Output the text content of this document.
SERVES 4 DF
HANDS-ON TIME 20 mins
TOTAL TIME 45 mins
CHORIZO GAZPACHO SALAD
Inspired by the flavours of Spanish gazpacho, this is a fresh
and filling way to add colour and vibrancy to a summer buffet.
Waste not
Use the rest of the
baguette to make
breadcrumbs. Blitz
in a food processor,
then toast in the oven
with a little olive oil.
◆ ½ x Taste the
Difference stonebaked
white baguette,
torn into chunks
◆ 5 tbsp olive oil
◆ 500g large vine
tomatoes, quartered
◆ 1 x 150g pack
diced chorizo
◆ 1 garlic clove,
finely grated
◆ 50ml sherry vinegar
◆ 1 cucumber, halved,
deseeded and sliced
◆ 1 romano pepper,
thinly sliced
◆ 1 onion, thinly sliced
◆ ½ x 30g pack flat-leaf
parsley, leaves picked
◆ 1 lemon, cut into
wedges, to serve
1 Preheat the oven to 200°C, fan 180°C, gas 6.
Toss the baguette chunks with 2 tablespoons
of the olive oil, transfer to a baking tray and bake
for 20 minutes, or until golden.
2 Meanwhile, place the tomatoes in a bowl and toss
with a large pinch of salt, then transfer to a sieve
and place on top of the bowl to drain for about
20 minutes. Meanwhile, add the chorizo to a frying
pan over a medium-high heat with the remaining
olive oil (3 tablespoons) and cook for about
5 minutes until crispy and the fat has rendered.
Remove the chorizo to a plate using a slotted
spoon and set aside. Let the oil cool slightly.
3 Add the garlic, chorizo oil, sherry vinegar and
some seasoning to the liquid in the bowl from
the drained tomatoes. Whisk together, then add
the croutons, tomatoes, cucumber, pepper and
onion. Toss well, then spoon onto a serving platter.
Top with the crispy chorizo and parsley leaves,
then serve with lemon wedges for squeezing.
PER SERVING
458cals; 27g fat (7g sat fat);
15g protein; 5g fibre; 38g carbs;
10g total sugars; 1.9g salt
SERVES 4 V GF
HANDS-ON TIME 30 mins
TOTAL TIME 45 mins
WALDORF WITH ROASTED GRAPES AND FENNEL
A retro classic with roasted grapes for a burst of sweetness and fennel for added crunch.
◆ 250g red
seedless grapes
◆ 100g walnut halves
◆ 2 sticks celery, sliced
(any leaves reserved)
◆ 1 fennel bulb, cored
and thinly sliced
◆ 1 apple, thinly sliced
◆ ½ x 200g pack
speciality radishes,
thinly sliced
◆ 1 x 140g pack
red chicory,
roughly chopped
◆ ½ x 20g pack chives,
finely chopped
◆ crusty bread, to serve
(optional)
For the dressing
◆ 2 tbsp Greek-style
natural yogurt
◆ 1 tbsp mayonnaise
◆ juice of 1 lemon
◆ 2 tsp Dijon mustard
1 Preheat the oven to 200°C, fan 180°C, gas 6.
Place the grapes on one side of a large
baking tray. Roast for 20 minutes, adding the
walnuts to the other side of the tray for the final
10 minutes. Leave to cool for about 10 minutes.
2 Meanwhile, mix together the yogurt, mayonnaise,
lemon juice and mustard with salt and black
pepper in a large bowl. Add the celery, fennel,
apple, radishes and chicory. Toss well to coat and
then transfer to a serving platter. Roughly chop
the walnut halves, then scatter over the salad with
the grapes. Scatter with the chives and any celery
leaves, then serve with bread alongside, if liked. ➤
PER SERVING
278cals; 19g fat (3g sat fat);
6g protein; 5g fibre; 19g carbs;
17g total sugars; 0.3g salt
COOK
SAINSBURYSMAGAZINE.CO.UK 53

§ Your goal: Check each line of the entries for "until" and copy those that have it.

§ Response area:
for 20 minutes, or until golden.
5 minutes until crispy and the fat has rendered.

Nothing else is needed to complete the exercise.